Word for word, set down the records and skip each picture.

The data ▸
——

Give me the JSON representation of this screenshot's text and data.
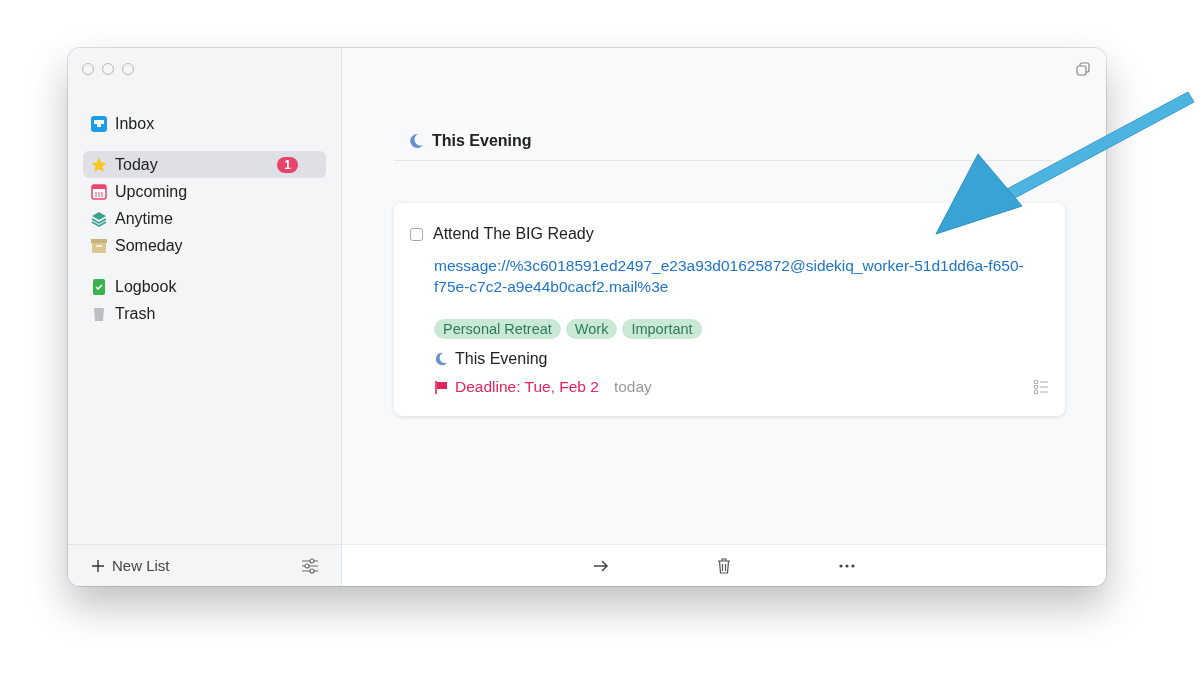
{
  "sidebar": {
    "groups": [
      [
        {
          "label": "Inbox",
          "kind": "inbox",
          "selected": false
        }
      ],
      [
        {
          "label": "Today",
          "kind": "today",
          "selected": true,
          "badge": "1"
        },
        {
          "label": "Upcoming",
          "kind": "upcoming",
          "selected": false
        },
        {
          "label": "Anytime",
          "kind": "anytime",
          "selected": false
        },
        {
          "label": "Someday",
          "kind": "someday",
          "selected": false
        }
      ],
      [
        {
          "label": "Logbook",
          "kind": "logbook",
          "selected": false
        },
        {
          "label": "Trash",
          "kind": "trash",
          "selected": false
        }
      ]
    ],
    "new_list": "New List"
  },
  "section": {
    "title": "This Evening"
  },
  "task": {
    "title": "Attend The BIG Ready",
    "checked": false,
    "notes_link": "message://%3c6018591ed2497_e23a93d01625872@sidekiq_worker-51d1dd6a-f650-f75e-c7c2-a9e44b0cacf2.mail%3e",
    "tags": [
      "Personal Retreat",
      "Work",
      "Important"
    ],
    "when": "This Evening",
    "deadline": "Deadline: Tue, Feb 2",
    "deadline_relative": "today"
  }
}
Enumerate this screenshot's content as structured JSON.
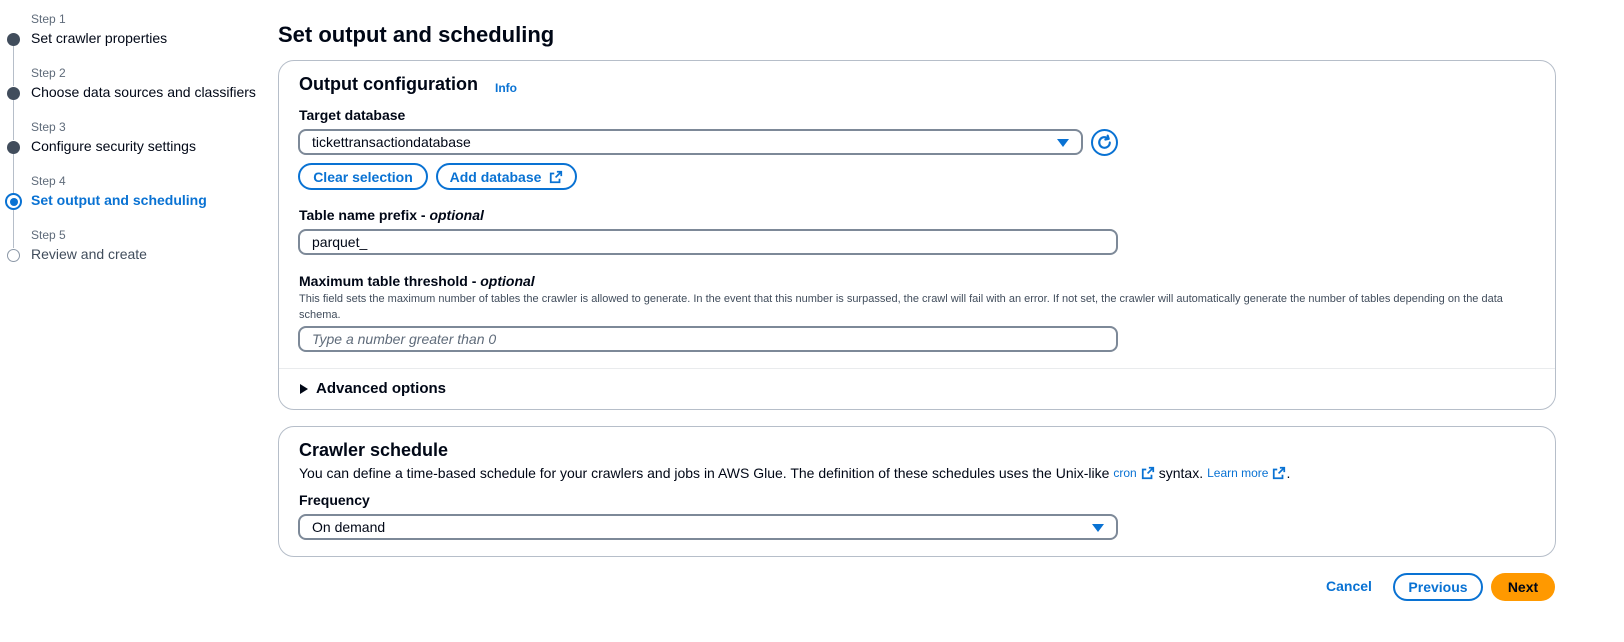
{
  "sidebar": {
    "steps": [
      {
        "number": "Step 1",
        "title": "Set crawler properties",
        "state": "done"
      },
      {
        "number": "Step 2",
        "title": "Choose data sources and classifiers",
        "state": "done"
      },
      {
        "number": "Step 3",
        "title": "Configure security settings",
        "state": "done"
      },
      {
        "number": "Step 4",
        "title": "Set output and scheduling",
        "state": "active"
      },
      {
        "number": "Step 5",
        "title": "Review and create",
        "state": "future"
      }
    ]
  },
  "page_title": "Set output and scheduling",
  "output_config": {
    "heading": "Output configuration",
    "info_link": "Info",
    "target_database": {
      "label": "Target database",
      "value": "tickettransactiondatabase"
    },
    "clear_selection_label": "Clear selection",
    "add_database_label": "Add database",
    "table_prefix": {
      "label": "Table name prefix - ",
      "optional": "optional",
      "value": "parquet_"
    },
    "max_threshold": {
      "label": "Maximum table threshold - ",
      "optional": "optional",
      "description": "This field sets the maximum number of tables the crawler is allowed to generate. In the event that this number is surpassed, the crawl will fail with an error. If not set, the crawler will automatically generate the number of tables depending on the data schema.",
      "placeholder": "Type a number greater than 0"
    },
    "advanced_options_label": "Advanced options"
  },
  "crawler_schedule": {
    "heading": "Crawler schedule",
    "description_prefix": "You can define a time-based schedule for your crawlers and jobs in AWS Glue. The definition of these schedules uses the Unix-like",
    "cron_link": "cron",
    "description_middle": "syntax.",
    "learn_more_link": "Learn more",
    "description_suffix": ".",
    "frequency": {
      "label": "Frequency",
      "value": "On demand"
    }
  },
  "footer": {
    "cancel_label": "Cancel",
    "previous_label": "Previous",
    "next_label": "Next"
  },
  "colors": {
    "accent": "#0972d3",
    "primary_button": "#ff9900",
    "text": "#000716",
    "border": "#7d8998"
  }
}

——

Solution to this exercise ▸
Give me the JSON representation of this screenshot's text and data.
{
  "sidebar": {
    "groups": [
      [
        {
          "label": "Inbox",
          "kind": "inbox",
          "selected": false
        }
      ],
      [
        {
          "label": "Today",
          "kind": "today",
          "selected": true,
          "badge": "1"
        },
        {
          "label": "Upcoming",
          "kind": "upcoming",
          "selected": false
        },
        {
          "label": "Anytime",
          "kind": "anytime",
          "selected": false
        },
        {
          "label": "Someday",
          "kind": "someday",
          "selected": false
        }
      ],
      [
        {
          "label": "Logbook",
          "kind": "logbook",
          "selected": false
        },
        {
          "label": "Trash",
          "kind": "trash",
          "selected": false
        }
      ]
    ],
    "new_list": "New List"
  },
  "section": {
    "title": "This Evening"
  },
  "task": {
    "title": "Attend The BIG Ready",
    "checked": false,
    "notes_link": "message://%3c6018591ed2497_e23a93d01625872@sidekiq_worker-51d1dd6a-f650-f75e-c7c2-a9e44b0cacf2.mail%3e",
    "tags": [
      "Personal Retreat",
      "Work",
      "Important"
    ],
    "when": "This Evening",
    "deadline": "Deadline: Tue, Feb 2",
    "deadline_relative": "today"
  }
}
Enumerate this screenshot's content as structured JSON.
{
  "sidebar": {
    "steps": [
      {
        "number": "Step 1",
        "title": "Set crawler properties",
        "state": "done"
      },
      {
        "number": "Step 2",
        "title": "Choose data sources and classifiers",
        "state": "done"
      },
      {
        "number": "Step 3",
        "title": "Configure security settings",
        "state": "done"
      },
      {
        "number": "Step 4",
        "title": "Set output and scheduling",
        "state": "active"
      },
      {
        "number": "Step 5",
        "title": "Review and create",
        "state": "future"
      }
    ]
  },
  "page_title": "Set output and scheduling",
  "output_config": {
    "heading": "Output configuration",
    "info_link": "Info",
    "target_database": {
      "label": "Target database",
      "value": "tickettransactiondatabase"
    },
    "clear_selection_label": "Clear selection",
    "add_database_label": "Add database",
    "table_prefix": {
      "label": "Table name prefix - ",
      "optional": "optional",
      "value": "parquet_"
    },
    "max_threshold": {
      "label": "Maximum table threshold - ",
      "optional": "optional",
      "description": "This field sets the maximum number of tables the crawler is allowed to generate. In the event that this number is surpassed, the crawl will fail with an error. If not set, the crawler will automatically generate the number of tables depending on the data schema.",
      "placeholder": "Type a number greater than 0"
    },
    "advanced_options_label": "Advanced options"
  },
  "crawler_schedule": {
    "heading": "Crawler schedule",
    "description_prefix": "You can define a time-based schedule for your crawlers and jobs in AWS Glue. The definition of these schedules uses the Unix-like",
    "cron_link": "cron",
    "description_middle": "syntax.",
    "learn_more_link": "Learn more",
    "description_suffix": ".",
    "frequency": {
      "label": "Frequency",
      "value": "On demand"
    }
  },
  "footer": {
    "cancel_label": "Cancel",
    "previous_label": "Previous",
    "next_label": "Next"
  },
  "colors": {
    "accent": "#0972d3",
    "primary_button": "#ff9900",
    "text": "#000716",
    "border": "#7d8998"
  }
}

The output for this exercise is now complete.